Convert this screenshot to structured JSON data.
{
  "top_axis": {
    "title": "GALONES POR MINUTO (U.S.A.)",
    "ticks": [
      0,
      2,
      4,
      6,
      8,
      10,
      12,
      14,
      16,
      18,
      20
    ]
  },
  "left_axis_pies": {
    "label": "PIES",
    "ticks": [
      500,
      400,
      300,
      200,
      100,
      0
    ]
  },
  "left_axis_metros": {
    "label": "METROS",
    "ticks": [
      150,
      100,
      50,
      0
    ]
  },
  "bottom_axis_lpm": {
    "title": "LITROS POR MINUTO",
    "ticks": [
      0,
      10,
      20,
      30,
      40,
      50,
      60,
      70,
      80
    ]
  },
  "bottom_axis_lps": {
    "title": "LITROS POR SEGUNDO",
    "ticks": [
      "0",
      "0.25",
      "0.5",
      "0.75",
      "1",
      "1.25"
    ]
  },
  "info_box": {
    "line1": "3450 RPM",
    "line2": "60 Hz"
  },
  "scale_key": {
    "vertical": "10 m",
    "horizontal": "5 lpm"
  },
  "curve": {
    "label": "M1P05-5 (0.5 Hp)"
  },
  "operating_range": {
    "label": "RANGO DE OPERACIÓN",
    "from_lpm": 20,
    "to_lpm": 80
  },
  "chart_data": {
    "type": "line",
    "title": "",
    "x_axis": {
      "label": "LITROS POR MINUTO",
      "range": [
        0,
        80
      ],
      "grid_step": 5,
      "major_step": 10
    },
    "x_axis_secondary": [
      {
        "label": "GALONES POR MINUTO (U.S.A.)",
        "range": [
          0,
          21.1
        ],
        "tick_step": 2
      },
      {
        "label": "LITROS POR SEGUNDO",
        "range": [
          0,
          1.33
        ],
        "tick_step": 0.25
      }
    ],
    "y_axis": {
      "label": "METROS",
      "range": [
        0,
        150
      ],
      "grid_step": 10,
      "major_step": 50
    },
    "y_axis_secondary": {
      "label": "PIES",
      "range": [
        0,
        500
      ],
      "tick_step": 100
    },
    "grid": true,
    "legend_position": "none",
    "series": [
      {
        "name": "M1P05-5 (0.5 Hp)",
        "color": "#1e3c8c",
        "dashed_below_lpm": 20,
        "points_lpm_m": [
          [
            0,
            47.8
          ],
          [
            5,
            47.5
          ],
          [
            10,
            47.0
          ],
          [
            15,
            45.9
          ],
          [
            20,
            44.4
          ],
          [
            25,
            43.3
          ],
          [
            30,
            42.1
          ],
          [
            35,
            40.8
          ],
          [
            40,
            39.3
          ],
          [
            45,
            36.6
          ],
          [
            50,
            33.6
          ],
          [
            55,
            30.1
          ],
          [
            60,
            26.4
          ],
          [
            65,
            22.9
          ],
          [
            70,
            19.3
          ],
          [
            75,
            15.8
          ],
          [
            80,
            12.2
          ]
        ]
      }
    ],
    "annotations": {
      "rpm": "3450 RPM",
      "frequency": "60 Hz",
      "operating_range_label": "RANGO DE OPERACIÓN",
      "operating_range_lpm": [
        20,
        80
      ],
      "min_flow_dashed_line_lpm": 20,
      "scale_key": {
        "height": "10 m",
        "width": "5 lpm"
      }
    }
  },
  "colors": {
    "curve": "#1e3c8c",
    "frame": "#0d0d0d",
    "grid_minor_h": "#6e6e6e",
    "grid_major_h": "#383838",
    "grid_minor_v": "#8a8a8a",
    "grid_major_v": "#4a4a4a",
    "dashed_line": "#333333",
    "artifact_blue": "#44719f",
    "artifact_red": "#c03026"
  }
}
════════
→ **Written exercise**: Go through the listing above and return every line where the word "MINUTO" occurs.

→ **Full answer**:
    "title": "GALONES POR MINUTO (U.S.A.)",
    "title": "LITROS POR MINUTO",
      "label": "LITROS POR MINUTO",
        "label": "GALONES POR MINUTO (U.S.A.)",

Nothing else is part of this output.